Supplied records
_ _ _ _ _

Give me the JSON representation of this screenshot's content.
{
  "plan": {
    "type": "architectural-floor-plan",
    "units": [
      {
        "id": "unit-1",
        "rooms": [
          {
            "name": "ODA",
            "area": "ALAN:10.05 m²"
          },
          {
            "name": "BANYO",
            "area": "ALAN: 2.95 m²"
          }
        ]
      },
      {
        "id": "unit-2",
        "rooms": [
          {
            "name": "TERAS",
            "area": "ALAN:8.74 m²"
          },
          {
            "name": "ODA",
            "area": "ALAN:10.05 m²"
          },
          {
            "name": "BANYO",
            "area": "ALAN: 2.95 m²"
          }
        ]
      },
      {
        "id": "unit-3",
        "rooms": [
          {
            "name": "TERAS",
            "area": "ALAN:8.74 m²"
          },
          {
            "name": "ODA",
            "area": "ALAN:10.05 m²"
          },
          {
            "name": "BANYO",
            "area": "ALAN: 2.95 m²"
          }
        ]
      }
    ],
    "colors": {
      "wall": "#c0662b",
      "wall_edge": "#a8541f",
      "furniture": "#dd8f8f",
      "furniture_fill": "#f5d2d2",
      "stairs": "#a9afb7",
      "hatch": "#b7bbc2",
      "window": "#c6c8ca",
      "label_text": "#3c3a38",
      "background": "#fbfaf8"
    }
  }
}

_ _ _ _ _

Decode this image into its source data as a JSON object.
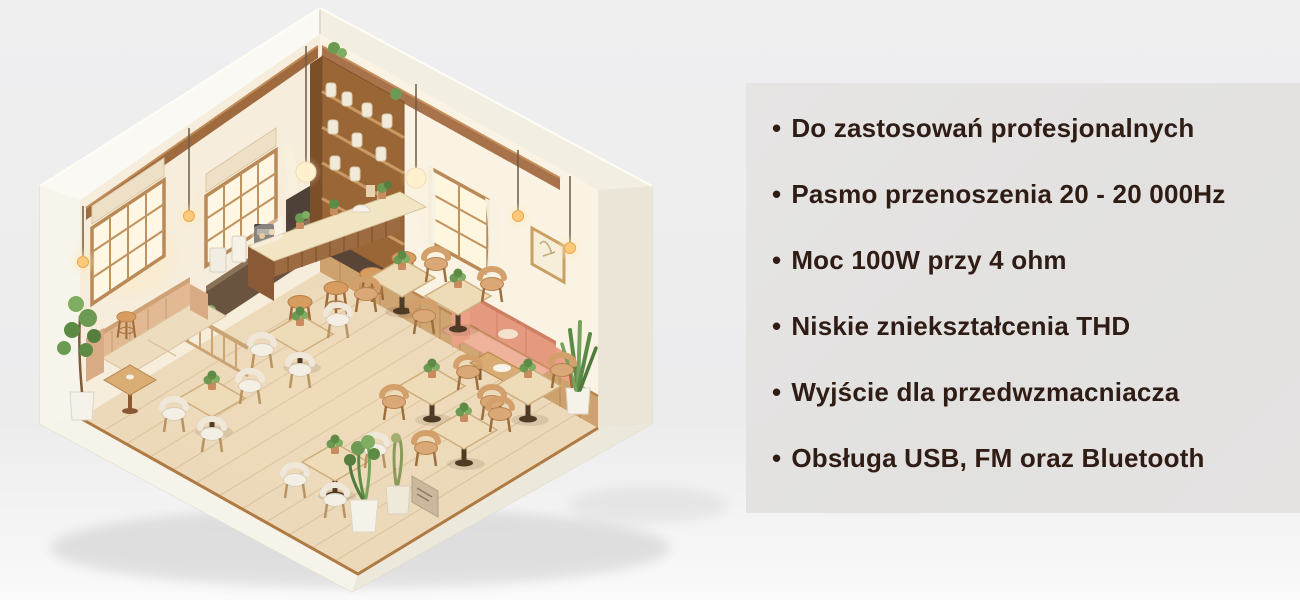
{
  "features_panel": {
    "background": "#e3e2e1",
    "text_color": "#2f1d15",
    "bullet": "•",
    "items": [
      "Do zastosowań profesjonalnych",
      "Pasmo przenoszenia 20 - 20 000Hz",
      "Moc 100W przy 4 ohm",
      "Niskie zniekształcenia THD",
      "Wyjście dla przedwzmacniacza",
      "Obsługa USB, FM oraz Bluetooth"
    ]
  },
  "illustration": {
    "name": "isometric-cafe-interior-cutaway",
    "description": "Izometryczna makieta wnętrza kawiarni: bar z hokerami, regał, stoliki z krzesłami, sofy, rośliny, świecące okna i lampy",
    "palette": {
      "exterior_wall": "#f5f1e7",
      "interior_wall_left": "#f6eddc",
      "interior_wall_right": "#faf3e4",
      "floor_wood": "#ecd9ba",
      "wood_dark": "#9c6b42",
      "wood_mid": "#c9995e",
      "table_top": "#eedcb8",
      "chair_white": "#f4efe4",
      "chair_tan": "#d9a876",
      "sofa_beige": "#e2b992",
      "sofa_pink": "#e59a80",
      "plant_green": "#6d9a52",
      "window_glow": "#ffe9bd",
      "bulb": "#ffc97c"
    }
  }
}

_ _ _ _ _

To do
Report the number of lines containing the string "background" and add nothing to it.

Task answer
2